Say how many lines contain the string "your". Give no other output.
═════ Given information ═════
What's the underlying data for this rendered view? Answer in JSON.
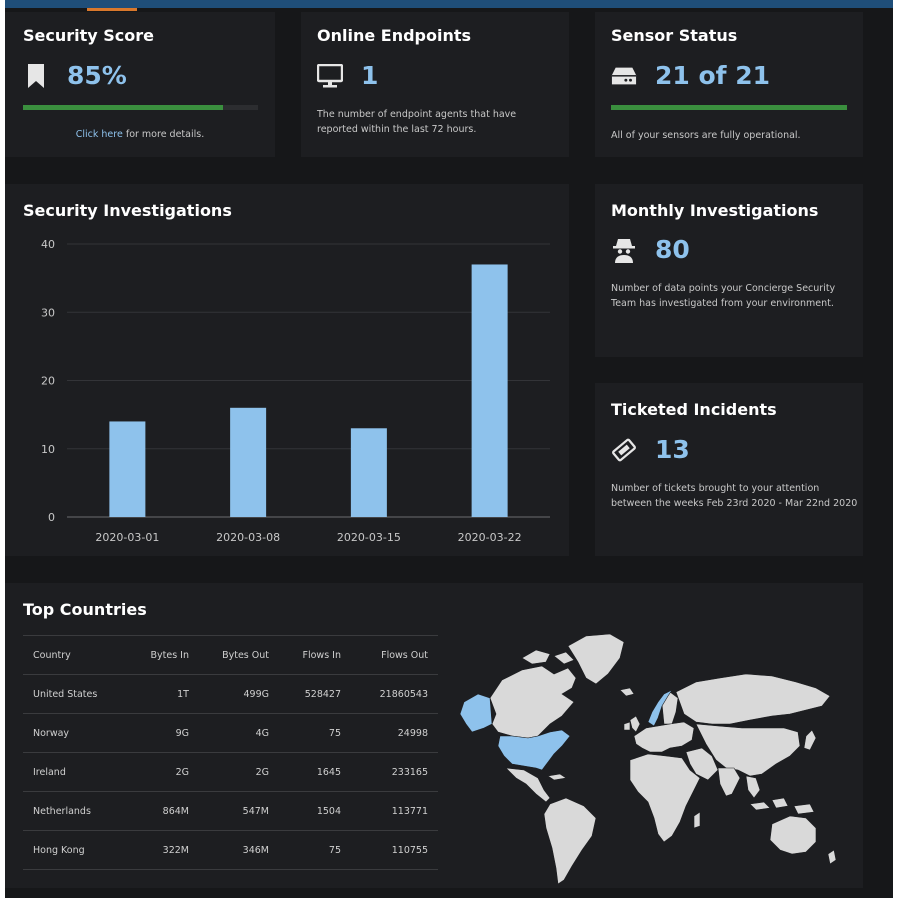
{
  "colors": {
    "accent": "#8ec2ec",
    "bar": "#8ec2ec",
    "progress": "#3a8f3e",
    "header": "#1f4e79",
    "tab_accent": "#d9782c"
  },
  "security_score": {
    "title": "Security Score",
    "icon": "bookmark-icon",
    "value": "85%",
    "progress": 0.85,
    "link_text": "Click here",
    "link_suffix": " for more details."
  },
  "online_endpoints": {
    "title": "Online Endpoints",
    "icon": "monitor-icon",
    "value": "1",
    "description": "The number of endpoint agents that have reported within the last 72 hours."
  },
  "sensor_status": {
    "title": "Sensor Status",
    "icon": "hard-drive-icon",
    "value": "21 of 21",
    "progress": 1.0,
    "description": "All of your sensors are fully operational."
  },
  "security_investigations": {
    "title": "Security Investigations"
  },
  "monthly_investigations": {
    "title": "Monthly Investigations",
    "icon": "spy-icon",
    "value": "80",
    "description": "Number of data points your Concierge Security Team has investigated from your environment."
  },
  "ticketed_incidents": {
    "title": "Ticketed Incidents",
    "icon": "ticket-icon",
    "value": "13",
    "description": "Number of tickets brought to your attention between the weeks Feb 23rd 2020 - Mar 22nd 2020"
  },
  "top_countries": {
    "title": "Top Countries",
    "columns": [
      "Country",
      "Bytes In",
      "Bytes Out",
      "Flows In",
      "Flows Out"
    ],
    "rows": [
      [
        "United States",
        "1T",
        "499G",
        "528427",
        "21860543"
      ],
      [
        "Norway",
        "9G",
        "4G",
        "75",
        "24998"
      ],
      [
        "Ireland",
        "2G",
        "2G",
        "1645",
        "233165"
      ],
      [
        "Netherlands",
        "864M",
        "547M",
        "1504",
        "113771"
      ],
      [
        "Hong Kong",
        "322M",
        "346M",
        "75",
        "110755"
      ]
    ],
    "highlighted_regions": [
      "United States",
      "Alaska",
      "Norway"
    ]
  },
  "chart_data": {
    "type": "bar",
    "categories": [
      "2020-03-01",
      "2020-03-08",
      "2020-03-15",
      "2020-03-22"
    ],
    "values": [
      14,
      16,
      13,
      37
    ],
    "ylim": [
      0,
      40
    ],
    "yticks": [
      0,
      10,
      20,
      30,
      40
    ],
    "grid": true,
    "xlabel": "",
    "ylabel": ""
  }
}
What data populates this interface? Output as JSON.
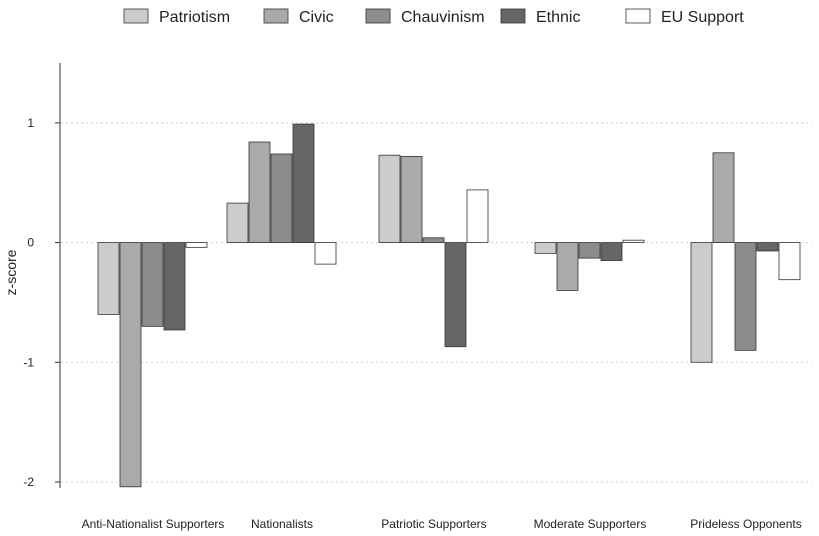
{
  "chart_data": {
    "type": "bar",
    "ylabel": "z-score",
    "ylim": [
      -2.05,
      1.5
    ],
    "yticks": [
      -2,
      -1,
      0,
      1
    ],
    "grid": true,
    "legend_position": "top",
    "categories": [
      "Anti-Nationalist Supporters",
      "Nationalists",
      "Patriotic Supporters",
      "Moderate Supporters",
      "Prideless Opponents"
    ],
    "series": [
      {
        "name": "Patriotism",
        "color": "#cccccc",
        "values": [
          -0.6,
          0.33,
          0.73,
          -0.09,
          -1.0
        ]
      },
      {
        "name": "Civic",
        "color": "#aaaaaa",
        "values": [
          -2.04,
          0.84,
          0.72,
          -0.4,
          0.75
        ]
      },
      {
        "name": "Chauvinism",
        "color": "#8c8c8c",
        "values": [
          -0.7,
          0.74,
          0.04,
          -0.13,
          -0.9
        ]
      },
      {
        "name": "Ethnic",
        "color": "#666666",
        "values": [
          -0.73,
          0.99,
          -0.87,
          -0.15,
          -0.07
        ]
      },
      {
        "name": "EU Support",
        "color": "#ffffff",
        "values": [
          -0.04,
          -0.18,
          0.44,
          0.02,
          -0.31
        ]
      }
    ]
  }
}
═════
**Full answer:** 3